**STATED GOAL**. For this exercise, copy out each line of the material below that includes "zadních".

**RECORD EXTRACTS**.
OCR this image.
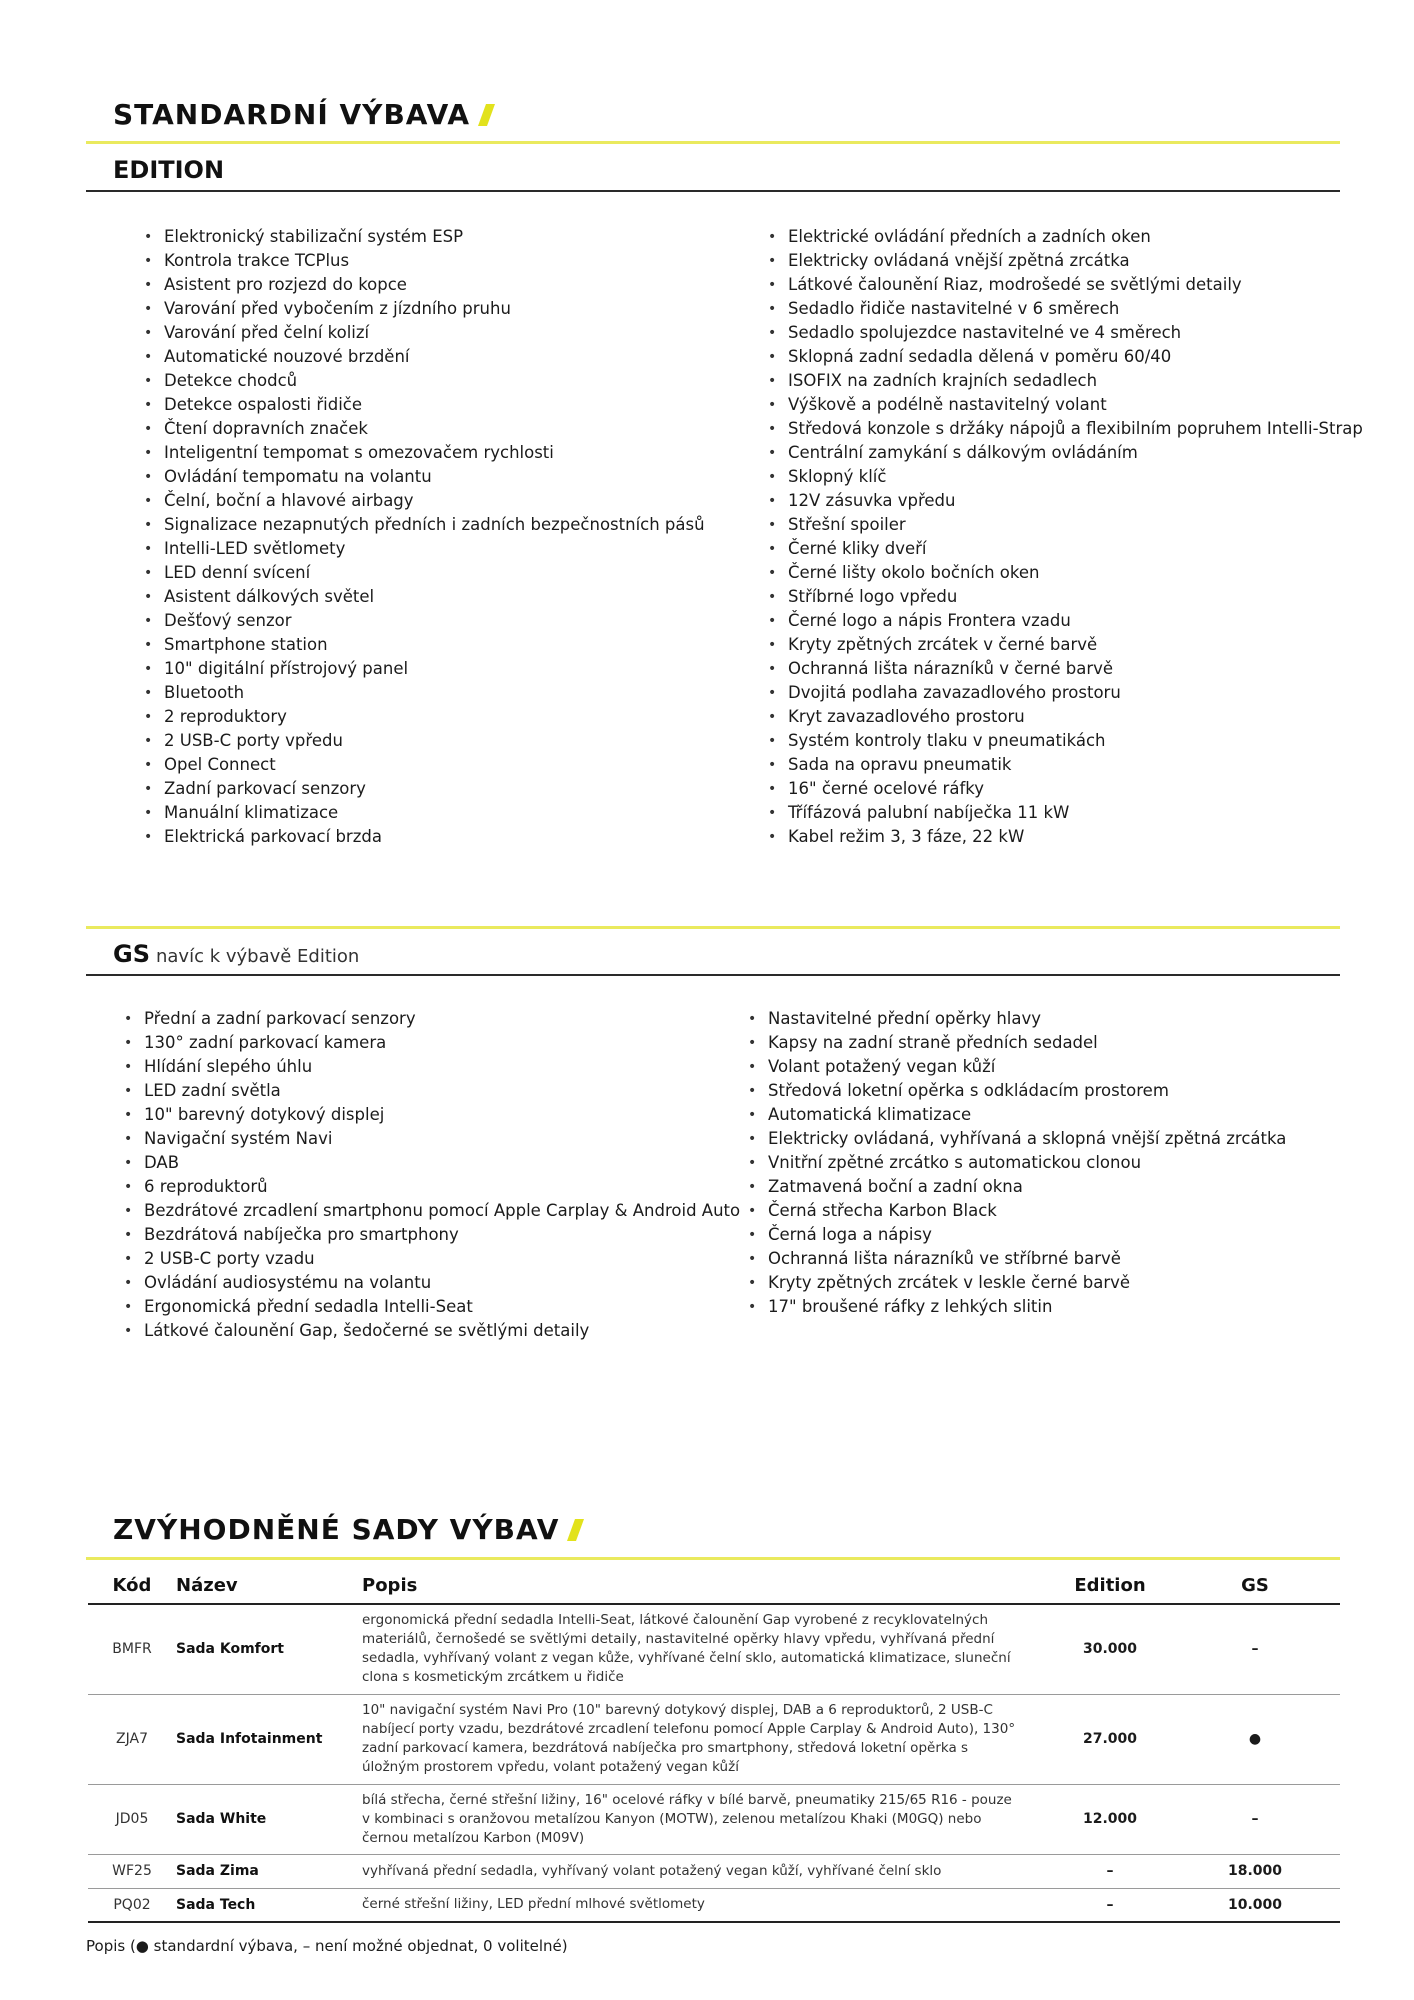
STANDARDNÍ VÝBAVA
EDITION
• Elektronický stabilizační systém ESP
• Kontrola trakce TCPlus
• Asistent pro rozjezd do kopce
• Varování před vybočením z jízdního pruhu
• Varování před čelní kolizí
• Automatické nouzové brzdění
• Detekce chodců
• Detekce ospalosti řidiče
• Čtení dopravních značek
• Inteligentní tempomat s omezovačem rychlosti
• Ovládání tempomatu na volantu
• Čelní, boční a hlavové airbagy
• Signalizace nezapnutých předních i zadních bezpečnostních pásů
• Intelli-LED světlomety
• LED denní svícení
• Asistent dálkových světel
• Dešťový senzor
• Smartphone station
• 10" digitální přístrojový panel
• Bluetooth
• 2 reproduktory
• 2 USB-C porty vpředu
• Opel Connect
• Zadní parkovací senzory
• Manuální klimatizace
• Elektrická parkovací brzda
• Elektrické ovládání předních a zadních oken
• Elektricky ovládaná vnější zpětná zrcátka
• Látkové čalounění Riaz, modrošedé se světlými detaily
• Sedadlo řidiče nastavitelné v 6 směrech
• Sedadlo spolujezdce nastavitelné ve 4 směrech
• Sklopná zadní sedadla dělená v poměru 60/40
• ISOFIX na zadních krajních sedadlech
• Výškově a podélně nastavitelný volant
• Středová konzole s držáky nápojů a flexibilním popruhem Intelli-Strap
• Centrální zamykání s dálkovým ovládáním
• Sklopný klíč
• 12V zásuvka vpředu
• Střešní spoiler
• Černé kliky dveří
• Černé lišty okolo bočních oken
• Stříbrné logo vpředu
• Černé logo a nápis Frontera vzadu
• Kryty zpětných zrcátek v černé barvě
• Ochranná lišta nárazníků v černé barvě
• Dvojitá podlaha zavazadlového prostoru
• Kryt zavazadlového prostoru
• Systém kontroly tlaku v pneumatikách
• Sada na opravu pneumatik
• 16" černé ocelové ráfky
• Třífázová palubní nabíječka 11 kW
• Kabel režim 3, 3 fáze, 22 kW
GS navíc k výbavě Edition
• Přední a zadní parkovací senzory
• 130° zadní parkovací kamera
• Hlídání slepého úhlu
• LED zadní světla
• 10" barevný dotykový displej
• Navigační systém Navi
• DAB
• 6 reproduktorů
• Bezdrátové zrcadlení smartphonu pomocí Apple Carplay & Android Auto
• Bezdrátová nabíječka pro smartphony
• 2 USB-C porty vzadu
• Ovládání audiosystému na volantu
• Ergonomická přední sedadla Intelli-Seat
• Látkové čalounění Gap, šedočerné se světlými detaily
• Nastavitelné přední opěrky hlavy
• Kapsy na zadní straně předních sedadel
• Volant potažený vegan kůží
• Středová loketní opěrka s odkládacím prostorem
• Automatická klimatizace
• Elektricky ovládaná, vyhřívaná a sklopná vnější zpětná zrcátka
• Vnitřní zpětné zrcátko s automatickou clonou
• Zatmavená boční a zadní okna
• Černá střecha Karbon Black
• Černá loga a nápisy
• Ochranná lišta nárazníků ve stříbrné barvě
• Kryty zpětných zrcátek v leskle černé barvě
• 17" broušené ráfky z lehkých slitin
ZVÝHODNĚNÉ SADY VÝBAV
Kód	Název	Popis	Edition	GS
BMFR	Sada Komfort	ergonomická přední sedadla Intelli-Seat, látkové čalounění Gap vyrobené z recyklovatelných materiálů, černošedé se světlými detaily, nastavitelné opěrky hlavy vpředu, vyhřívaná přední sedadla, vyhřívaný volant z vegan kůže, vyhřívané čelní sklo, automatická klimatizace, sluneční clona s kosmetickým zrcátkem u řidiče	30.000	–
ZJA7	Sada Infotainment	10" navigační systém Navi Pro (10" barevný dotykový displej, DAB a 6 reproduktorů, 2 USB-C nabíjecí porty vzadu, bezdrátové zrcadlení telefonu pomocí Apple Carplay & Android Auto), 130° zadní parkovací kamera, bezdrátová nabíječka pro smartphony, středová loketní opěrka s úložným prostorem vpředu, volant potažený vegan kůží	27.000	●
JD05	Sada White	bílá střecha, černé střešní ližiny, 16" ocelové ráfky v bílé barvě, pneumatiky 215/65 R16 - pouze v kombinaci s oranžovou metalízou Kanyon (MOTW), zelenou metalízou Khaki (M0GQ) nebo černou metalízou Karbon (M09V)	12.000	–
WF25	Sada Zima	vyhřívaná přední sedadla, vyhřívaný volant potažený vegan kůží, vyhřívané čelní sklo	–	18.000
PQ02	Sada Tech	černé střešní ližiny, LED přední mlhové světlomety	–	10.000

Popis (● standardní výbava, – není možné objednat, 0 volitelné)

**WRITTEN SOLUTION**.
• Signalizace nezapnutých předních i zadních bezpečnostních pásů
• Elektrické ovládání předních a zadních oken
• ISOFIX na zadních krajních sedadlech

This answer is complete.